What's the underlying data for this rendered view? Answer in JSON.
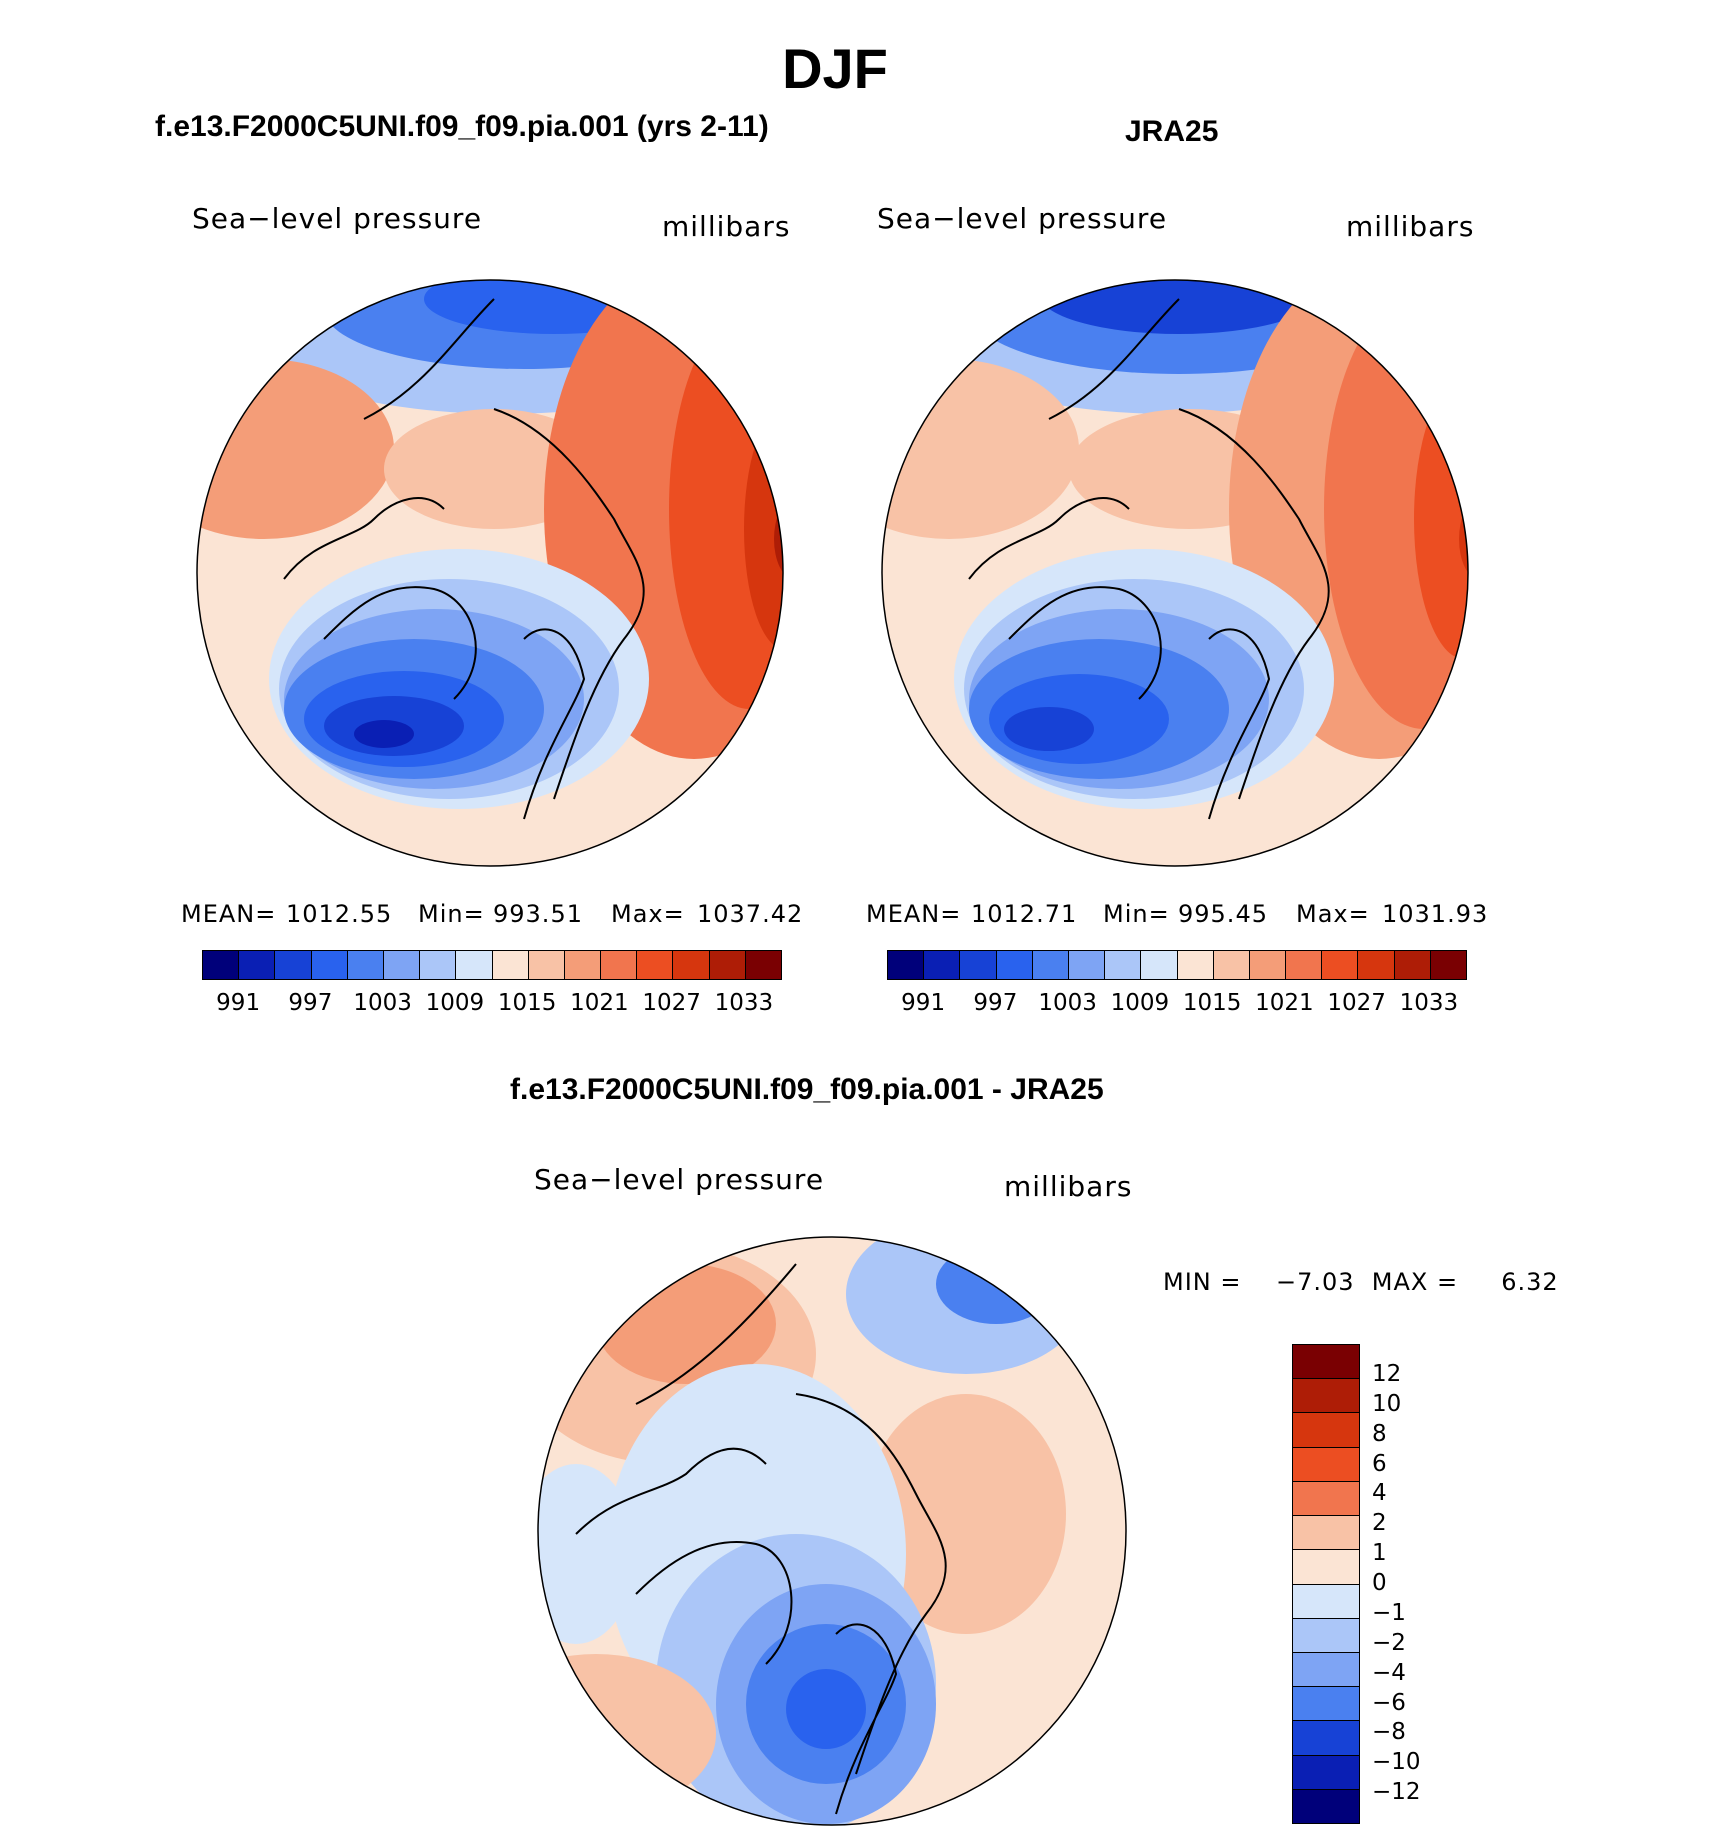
{
  "main_title": "DJF",
  "panels": [
    {
      "title": "f.e13.F2000C5UNI.f09_f09.pia.001 (yrs 2-11)",
      "left_label": "Sea−level pressure",
      "right_label": "millibars",
      "mean_label": "MEAN=",
      "mean": "1012.55",
      "min_label": "Min=",
      "min": "993.51",
      "max_label": "Max=",
      "max": "1037.42"
    },
    {
      "title": "JRA25",
      "left_label": "Sea−level pressure",
      "right_label": "millibars",
      "mean_label": "MEAN=",
      "mean": "1012.71",
      "min_label": "Min=",
      "min": "995.45",
      "max_label": "Max=",
      "max": "1031.93"
    },
    {
      "title": "f.e13.F2000C5UNI.f09_f09.pia.001 - JRA25",
      "left_label": "Sea−level pressure",
      "right_label": "millibars",
      "minmax_text": "MIN =    −7.03  MAX =     6.32"
    }
  ],
  "top_colorbar": {
    "colors": [
      "#00007a",
      "#0a1fb4",
      "#1742d6",
      "#2962ee",
      "#4a80f0",
      "#7ea4f4",
      "#abc6f8",
      "#d6e6fa",
      "#fbe4d4",
      "#f8c2a6",
      "#f49d78",
      "#f1754e",
      "#ec4e22",
      "#d6360e",
      "#ae1d06",
      "#7a0002"
    ],
    "tick_labels": [
      "991",
      "997",
      "1003",
      "1009",
      "1015",
      "1021",
      "1027",
      "1033"
    ]
  },
  "diff_colorbar": {
    "colors": [
      "#7a0002",
      "#ae1d06",
      "#d6360e",
      "#ec4e22",
      "#f1754e",
      "#f8c2a6",
      "#fbe4d4",
      "#d6e6fa",
      "#abc6f8",
      "#7ea4f4",
      "#4a80f0",
      "#1742d6",
      "#0a1fb4",
      "#00007a"
    ],
    "tick_labels": [
      "12",
      "10",
      "8",
      "6",
      "4",
      "2",
      "1",
      "0",
      "−1",
      "−2",
      "−4",
      "−6",
      "−8",
      "−10",
      "−12"
    ]
  }
}
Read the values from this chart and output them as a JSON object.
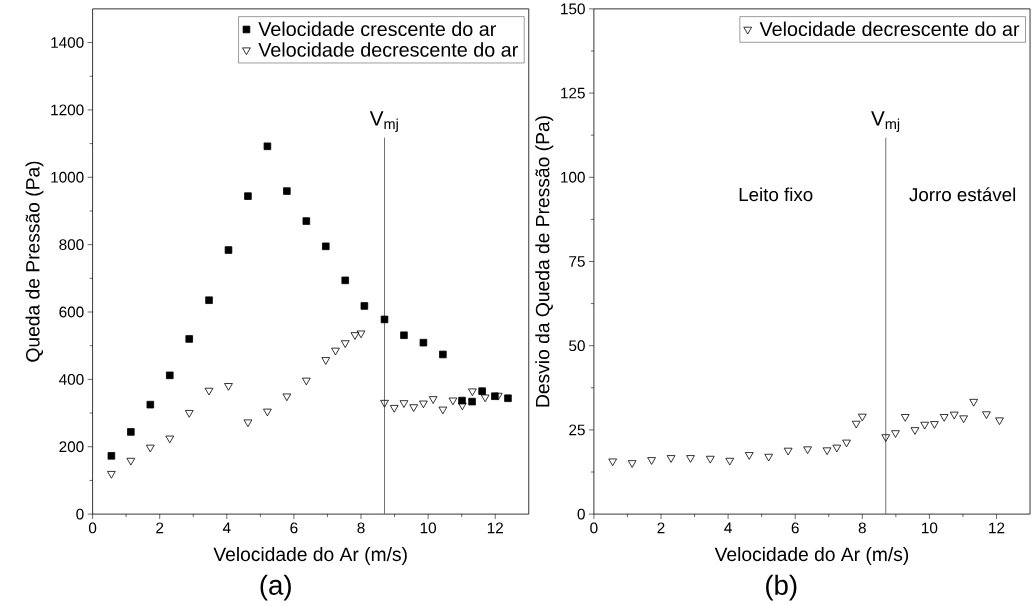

┄┄┄┄┄┄┄┄┄┄┄┄┄┄┄┄┄┄┄┄

● Task requirements
Write out the full listing verbatim, excluding its pictures.

● Complete output
What's the underlying data for this rendered view? Answer in JSON.
{
  "main_title": "DJF",
  "panels": [
    {
      "title": "f.e13.F2000C5UNI.f09_f09.pia.001 (yrs 2-11)",
      "left_label": "Sea−level pressure",
      "right_label": "millibars",
      "mean_label": "MEAN=",
      "mean": "1012.55",
      "min_label": "Min=",
      "min": "993.51",
      "max_label": "Max=",
      "max": "1037.42"
    },
    {
      "title": "JRA25",
      "left_label": "Sea−level pressure",
      "right_label": "millibars",
      "mean_label": "MEAN=",
      "mean": "1012.71",
      "min_label": "Min=",
      "min": "995.45",
      "max_label": "Max=",
      "max": "1031.93"
    },
    {
      "title": "f.e13.F2000C5UNI.f09_f09.pia.001 - JRA25",
      "left_label": "Sea−level pressure",
      "right_label": "millibars",
      "minmax_text": "MIN =    −7.03  MAX =     6.32"
    }
  ],
  "top_colorbar": {
    "colors": [
      "#00007a",
      "#0a1fb4",
      "#1742d6",
      "#2962ee",
      "#4a80f0",
      "#7ea4f4",
      "#abc6f8",
      "#d6e6fa",
      "#fbe4d4",
      "#f8c2a6",
      "#f49d78",
      "#f1754e",
      "#ec4e22",
      "#d6360e",
      "#ae1d06",
      "#7a0002"
    ],
    "tick_labels": [
      "991",
      "997",
      "1003",
      "1009",
      "1015",
      "1021",
      "1027",
      "1033"
    ]
  },
  "diff_colorbar": {
    "colors": [
      "#7a0002",
      "#ae1d06",
      "#d6360e",
      "#ec4e22",
      "#f1754e",
      "#f8c2a6",
      "#fbe4d4",
      "#d6e6fa",
      "#abc6f8",
      "#7ea4f4",
      "#4a80f0",
      "#1742d6",
      "#0a1fb4",
      "#00007a"
    ],
    "tick_labels": [
      "12",
      "10",
      "8",
      "6",
      "4",
      "2",
      "1",
      "0",
      "−1",
      "−2",
      "−4",
      "−6",
      "−8",
      "−10",
      "−12"
    ]
  }
}
Read the values from this chart and output them as a JSON object.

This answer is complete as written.